* [Problem statement]:
Copy each line below that includes "SRMTID".

* [Supplied material]:
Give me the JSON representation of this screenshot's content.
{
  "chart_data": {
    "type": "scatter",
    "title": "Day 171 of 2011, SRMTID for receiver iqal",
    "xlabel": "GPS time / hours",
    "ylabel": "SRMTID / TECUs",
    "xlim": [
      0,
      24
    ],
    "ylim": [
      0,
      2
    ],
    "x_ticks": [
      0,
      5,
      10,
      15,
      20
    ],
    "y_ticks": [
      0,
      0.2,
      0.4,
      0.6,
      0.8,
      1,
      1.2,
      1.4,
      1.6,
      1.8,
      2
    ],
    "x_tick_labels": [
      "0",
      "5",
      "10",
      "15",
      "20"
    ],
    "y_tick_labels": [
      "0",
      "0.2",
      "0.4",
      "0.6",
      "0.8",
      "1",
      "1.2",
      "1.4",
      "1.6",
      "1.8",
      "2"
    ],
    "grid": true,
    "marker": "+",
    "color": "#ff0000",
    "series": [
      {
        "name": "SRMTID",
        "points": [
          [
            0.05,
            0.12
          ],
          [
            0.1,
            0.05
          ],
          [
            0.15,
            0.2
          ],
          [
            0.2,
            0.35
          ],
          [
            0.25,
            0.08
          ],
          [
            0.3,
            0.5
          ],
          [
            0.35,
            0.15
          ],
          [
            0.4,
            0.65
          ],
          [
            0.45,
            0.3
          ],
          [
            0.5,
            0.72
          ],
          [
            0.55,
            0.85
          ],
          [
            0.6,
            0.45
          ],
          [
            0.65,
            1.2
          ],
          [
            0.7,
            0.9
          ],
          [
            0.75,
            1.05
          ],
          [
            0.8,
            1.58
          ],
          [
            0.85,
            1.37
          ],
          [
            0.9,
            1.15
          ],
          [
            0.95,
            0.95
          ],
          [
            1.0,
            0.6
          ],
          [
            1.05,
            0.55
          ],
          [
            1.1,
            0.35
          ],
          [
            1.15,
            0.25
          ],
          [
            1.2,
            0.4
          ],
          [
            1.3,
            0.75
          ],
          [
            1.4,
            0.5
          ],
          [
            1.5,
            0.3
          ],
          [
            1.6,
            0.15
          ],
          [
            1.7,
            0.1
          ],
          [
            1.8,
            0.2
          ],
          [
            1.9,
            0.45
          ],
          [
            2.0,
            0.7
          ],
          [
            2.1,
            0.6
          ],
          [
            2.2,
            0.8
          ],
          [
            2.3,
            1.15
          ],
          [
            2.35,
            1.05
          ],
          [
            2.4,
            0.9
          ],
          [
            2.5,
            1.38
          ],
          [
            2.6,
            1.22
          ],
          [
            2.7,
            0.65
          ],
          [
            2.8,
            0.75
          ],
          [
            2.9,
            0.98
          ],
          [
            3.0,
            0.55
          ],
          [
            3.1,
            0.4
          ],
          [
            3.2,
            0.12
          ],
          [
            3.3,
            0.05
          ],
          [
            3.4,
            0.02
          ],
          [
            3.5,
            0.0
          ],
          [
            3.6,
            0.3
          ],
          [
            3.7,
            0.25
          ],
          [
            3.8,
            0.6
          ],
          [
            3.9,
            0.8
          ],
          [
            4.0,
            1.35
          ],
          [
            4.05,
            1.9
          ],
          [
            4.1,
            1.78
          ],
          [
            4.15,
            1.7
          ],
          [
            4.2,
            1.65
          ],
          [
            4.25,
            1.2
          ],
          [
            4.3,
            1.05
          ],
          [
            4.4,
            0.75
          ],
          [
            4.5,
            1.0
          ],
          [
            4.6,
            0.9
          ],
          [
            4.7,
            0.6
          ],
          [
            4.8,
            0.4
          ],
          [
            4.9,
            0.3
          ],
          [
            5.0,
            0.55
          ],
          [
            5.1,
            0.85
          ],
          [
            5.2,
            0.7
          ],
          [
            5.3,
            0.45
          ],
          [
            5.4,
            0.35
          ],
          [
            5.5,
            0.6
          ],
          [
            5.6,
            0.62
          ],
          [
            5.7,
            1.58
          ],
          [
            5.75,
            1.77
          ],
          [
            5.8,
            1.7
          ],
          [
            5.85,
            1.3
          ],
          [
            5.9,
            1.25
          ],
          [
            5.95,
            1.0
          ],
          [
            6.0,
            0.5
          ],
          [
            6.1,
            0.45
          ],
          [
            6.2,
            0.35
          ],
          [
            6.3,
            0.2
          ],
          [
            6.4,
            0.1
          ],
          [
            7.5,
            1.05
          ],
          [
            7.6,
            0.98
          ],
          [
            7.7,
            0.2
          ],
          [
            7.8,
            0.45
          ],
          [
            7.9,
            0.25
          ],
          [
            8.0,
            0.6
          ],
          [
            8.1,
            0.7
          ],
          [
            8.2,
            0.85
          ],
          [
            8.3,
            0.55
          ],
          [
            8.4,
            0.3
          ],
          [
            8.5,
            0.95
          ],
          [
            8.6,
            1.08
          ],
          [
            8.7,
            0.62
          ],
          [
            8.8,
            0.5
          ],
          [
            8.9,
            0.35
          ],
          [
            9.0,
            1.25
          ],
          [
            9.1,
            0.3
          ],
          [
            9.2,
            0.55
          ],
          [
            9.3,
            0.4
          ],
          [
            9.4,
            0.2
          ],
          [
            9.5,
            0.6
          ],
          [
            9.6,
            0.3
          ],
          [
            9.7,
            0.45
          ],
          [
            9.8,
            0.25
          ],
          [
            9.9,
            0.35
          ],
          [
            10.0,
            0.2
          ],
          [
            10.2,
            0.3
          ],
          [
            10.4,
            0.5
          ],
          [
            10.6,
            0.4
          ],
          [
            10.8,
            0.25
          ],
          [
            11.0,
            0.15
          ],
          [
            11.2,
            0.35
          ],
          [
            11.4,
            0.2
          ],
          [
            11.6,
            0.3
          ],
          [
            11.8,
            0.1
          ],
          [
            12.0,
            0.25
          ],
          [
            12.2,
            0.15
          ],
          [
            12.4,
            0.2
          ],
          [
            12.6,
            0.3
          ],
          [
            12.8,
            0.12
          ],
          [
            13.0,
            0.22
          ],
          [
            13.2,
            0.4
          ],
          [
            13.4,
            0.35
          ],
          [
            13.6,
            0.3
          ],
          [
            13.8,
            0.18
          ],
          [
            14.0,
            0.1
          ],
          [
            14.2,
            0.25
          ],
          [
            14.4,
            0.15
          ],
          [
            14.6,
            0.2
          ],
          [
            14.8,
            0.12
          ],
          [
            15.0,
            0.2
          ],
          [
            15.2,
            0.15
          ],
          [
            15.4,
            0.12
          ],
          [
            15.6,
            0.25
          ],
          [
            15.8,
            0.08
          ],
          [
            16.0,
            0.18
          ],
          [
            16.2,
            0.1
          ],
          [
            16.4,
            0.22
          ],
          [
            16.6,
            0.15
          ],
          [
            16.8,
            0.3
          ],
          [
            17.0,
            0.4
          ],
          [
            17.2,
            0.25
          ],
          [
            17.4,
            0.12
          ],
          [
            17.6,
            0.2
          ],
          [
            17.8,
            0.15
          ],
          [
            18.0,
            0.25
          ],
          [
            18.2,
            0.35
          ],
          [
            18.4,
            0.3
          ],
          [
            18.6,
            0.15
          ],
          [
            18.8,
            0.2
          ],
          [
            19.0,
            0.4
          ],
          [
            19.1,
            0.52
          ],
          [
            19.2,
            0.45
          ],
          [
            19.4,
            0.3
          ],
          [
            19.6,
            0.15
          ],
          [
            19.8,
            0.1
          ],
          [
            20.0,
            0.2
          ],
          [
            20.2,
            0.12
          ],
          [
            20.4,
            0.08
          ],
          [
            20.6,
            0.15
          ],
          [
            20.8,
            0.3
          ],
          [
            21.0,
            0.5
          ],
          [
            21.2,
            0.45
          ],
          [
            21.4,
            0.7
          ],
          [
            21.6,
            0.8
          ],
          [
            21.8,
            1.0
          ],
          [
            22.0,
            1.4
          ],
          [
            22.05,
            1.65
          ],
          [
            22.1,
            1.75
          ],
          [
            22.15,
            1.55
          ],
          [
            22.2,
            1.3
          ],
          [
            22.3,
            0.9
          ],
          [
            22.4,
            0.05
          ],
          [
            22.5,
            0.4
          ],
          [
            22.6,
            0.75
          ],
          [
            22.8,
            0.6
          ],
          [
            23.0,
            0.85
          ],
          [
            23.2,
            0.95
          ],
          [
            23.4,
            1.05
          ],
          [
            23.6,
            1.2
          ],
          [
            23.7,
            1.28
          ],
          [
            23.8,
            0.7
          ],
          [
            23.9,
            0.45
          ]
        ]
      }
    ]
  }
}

* [Output for this task]:
    "title": "Day 171 of 2011, SRMTID for receiver iqal",
    "ylabel": "SRMTID / TECUs",
        "name": "SRMTID",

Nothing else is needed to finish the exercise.